Set task: Write out each of the records below verbatim, reproducing every line with no alterations.

──────────

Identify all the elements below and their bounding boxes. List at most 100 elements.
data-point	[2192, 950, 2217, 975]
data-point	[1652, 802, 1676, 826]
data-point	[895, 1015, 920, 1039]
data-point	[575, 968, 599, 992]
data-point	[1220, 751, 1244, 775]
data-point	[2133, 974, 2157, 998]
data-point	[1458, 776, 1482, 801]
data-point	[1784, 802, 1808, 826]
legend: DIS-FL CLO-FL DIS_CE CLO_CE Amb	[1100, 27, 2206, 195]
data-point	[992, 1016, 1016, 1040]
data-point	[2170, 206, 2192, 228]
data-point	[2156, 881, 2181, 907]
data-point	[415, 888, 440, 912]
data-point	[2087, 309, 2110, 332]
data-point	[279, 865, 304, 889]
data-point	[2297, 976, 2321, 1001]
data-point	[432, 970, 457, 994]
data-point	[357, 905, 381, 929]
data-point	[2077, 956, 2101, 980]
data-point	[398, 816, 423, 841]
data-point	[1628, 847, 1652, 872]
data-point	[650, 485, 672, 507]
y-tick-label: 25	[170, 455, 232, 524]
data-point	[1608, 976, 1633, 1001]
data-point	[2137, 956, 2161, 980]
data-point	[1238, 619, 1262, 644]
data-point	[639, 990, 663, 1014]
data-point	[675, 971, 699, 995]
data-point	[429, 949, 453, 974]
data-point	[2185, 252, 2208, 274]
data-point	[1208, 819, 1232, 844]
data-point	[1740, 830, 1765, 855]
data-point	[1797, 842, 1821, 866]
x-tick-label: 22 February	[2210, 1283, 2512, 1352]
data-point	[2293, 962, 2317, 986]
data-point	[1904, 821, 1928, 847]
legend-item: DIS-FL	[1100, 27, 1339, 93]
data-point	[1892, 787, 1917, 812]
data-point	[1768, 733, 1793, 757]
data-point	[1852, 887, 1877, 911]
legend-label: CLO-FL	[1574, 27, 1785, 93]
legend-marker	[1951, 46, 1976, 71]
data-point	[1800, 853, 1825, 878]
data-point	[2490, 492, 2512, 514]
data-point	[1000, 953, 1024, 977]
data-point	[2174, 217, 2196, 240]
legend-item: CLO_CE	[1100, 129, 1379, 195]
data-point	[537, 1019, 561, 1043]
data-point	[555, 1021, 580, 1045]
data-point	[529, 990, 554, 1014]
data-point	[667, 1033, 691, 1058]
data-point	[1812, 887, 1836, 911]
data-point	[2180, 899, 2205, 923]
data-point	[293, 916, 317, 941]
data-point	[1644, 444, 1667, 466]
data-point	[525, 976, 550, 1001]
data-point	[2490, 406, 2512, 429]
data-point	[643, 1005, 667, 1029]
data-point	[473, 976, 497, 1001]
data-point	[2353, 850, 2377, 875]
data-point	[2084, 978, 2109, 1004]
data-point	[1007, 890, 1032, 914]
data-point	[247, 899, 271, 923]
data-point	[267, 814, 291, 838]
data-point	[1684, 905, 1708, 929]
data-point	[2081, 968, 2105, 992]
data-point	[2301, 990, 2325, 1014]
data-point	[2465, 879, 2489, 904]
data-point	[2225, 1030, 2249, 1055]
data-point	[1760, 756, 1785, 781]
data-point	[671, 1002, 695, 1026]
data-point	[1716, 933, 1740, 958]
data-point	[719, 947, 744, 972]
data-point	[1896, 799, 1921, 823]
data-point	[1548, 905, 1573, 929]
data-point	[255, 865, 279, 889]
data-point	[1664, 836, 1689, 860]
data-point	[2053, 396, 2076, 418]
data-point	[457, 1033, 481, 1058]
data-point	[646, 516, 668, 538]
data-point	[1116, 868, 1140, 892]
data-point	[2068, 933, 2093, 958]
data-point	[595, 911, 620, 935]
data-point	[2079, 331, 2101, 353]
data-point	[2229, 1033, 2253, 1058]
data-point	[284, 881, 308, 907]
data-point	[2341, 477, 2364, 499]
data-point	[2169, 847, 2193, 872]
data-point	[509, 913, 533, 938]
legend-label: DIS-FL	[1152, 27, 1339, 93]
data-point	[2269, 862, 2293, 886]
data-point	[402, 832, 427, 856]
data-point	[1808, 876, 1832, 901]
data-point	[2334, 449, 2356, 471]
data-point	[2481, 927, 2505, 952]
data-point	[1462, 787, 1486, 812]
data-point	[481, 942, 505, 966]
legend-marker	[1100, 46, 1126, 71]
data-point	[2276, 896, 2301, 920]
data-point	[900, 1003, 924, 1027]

──────────

The result:
Identify all the elements below and their bounding boxes. List at most 100 elements.
data-point	[2192, 950, 2217, 975]
data-point	[1652, 802, 1676, 826]
data-point	[895, 1015, 920, 1039]
data-point	[575, 968, 599, 992]
data-point	[1220, 751, 1244, 775]
data-point	[2133, 974, 2157, 998]
data-point	[1458, 776, 1482, 801]
data-point	[1784, 802, 1808, 826]
legend: DIS-FL CLO-FL DIS_CE CLO_CE Amb	[1100, 27, 2206, 195]
data-point	[992, 1016, 1016, 1040]
data-point	[2170, 206, 2192, 228]
data-point	[2156, 881, 2181, 907]
data-point	[415, 888, 440, 912]
data-point	[2087, 309, 2110, 332]
data-point	[279, 865, 304, 889]
data-point	[2297, 976, 2321, 1001]
data-point	[432, 970, 457, 994]
data-point	[357, 905, 381, 929]
data-point	[2077, 956, 2101, 980]
data-point	[398, 816, 423, 841]
data-point	[1628, 847, 1652, 872]
data-point	[650, 485, 672, 507]
y-tick-label: 25	[170, 455, 232, 524]
data-point	[1608, 976, 1633, 1001]
data-point	[2137, 956, 2161, 980]
data-point	[1238, 619, 1262, 644]
data-point	[639, 990, 663, 1014]
data-point	[675, 971, 699, 995]
data-point	[429, 949, 453, 974]
data-point	[2185, 252, 2208, 274]
data-point	[1208, 819, 1232, 844]
data-point	[1740, 830, 1765, 855]
data-point	[1797, 842, 1821, 866]
x-tick-label: 22 February	[2210, 1283, 2512, 1352]
data-point	[2293, 962, 2317, 986]
data-point	[1904, 821, 1928, 847]
legend-item: DIS-FL	[1100, 27, 1339, 93]
data-point	[1892, 787, 1917, 812]
data-point	[1768, 733, 1793, 757]
data-point	[1852, 887, 1877, 911]
legend-label: CLO-FL	[1574, 27, 1785, 93]
legend-marker	[1951, 46, 1976, 71]
data-point	[1800, 853, 1825, 878]
data-point	[2490, 492, 2512, 514]
data-point	[1000, 953, 1024, 977]
data-point	[2174, 217, 2196, 240]
legend-item: CLO_CE	[1100, 129, 1379, 195]
data-point	[537, 1019, 561, 1043]
data-point	[555, 1021, 580, 1045]
data-point	[529, 990, 554, 1014]
data-point	[667, 1033, 691, 1058]
data-point	[1812, 887, 1836, 911]
data-point	[2180, 899, 2205, 923]
data-point	[293, 916, 317, 941]
data-point	[1644, 444, 1667, 466]
data-point	[525, 976, 550, 1001]
data-point	[2490, 406, 2512, 429]
data-point	[643, 1005, 667, 1029]
data-point	[473, 976, 497, 1001]
data-point	[2353, 850, 2377, 875]
data-point	[2084, 978, 2109, 1004]
data-point	[1007, 890, 1032, 914]
data-point	[247, 899, 271, 923]
data-point	[267, 814, 291, 838]
data-point	[1684, 905, 1708, 929]
data-point	[2081, 968, 2105, 992]
data-point	[2301, 990, 2325, 1014]
data-point	[2465, 879, 2489, 904]
data-point	[2225, 1030, 2249, 1055]
data-point	[1760, 756, 1785, 781]
data-point	[671, 1002, 695, 1026]
data-point	[1716, 933, 1740, 958]
data-point	[719, 947, 744, 972]
data-point	[1896, 799, 1921, 823]
data-point	[1548, 905, 1573, 929]
data-point	[255, 865, 279, 889]
data-point	[1664, 836, 1689, 860]
data-point	[2053, 396, 2076, 418]
data-point	[457, 1033, 481, 1058]
data-point	[646, 516, 668, 538]
data-point	[1116, 868, 1140, 892]
data-point	[2068, 933, 2093, 958]
data-point	[595, 911, 620, 935]
data-point	[2079, 331, 2101, 353]
data-point	[2229, 1033, 2253, 1058]
data-point	[284, 881, 308, 907]
data-point	[2341, 477, 2364, 499]
data-point	[2169, 847, 2193, 872]
data-point	[509, 913, 533, 938]
legend-label: DIS-FL	[1152, 27, 1339, 93]
data-point	[2269, 862, 2293, 886]
data-point	[402, 832, 427, 856]
data-point	[1808, 876, 1832, 901]
data-point	[2334, 449, 2356, 471]
data-point	[2481, 927, 2505, 952]
data-point	[1462, 787, 1486, 812]
data-point	[481, 942, 505, 966]
legend-marker	[1100, 46, 1126, 71]
data-point	[2276, 896, 2301, 920]
data-point	[900, 1003, 924, 1027]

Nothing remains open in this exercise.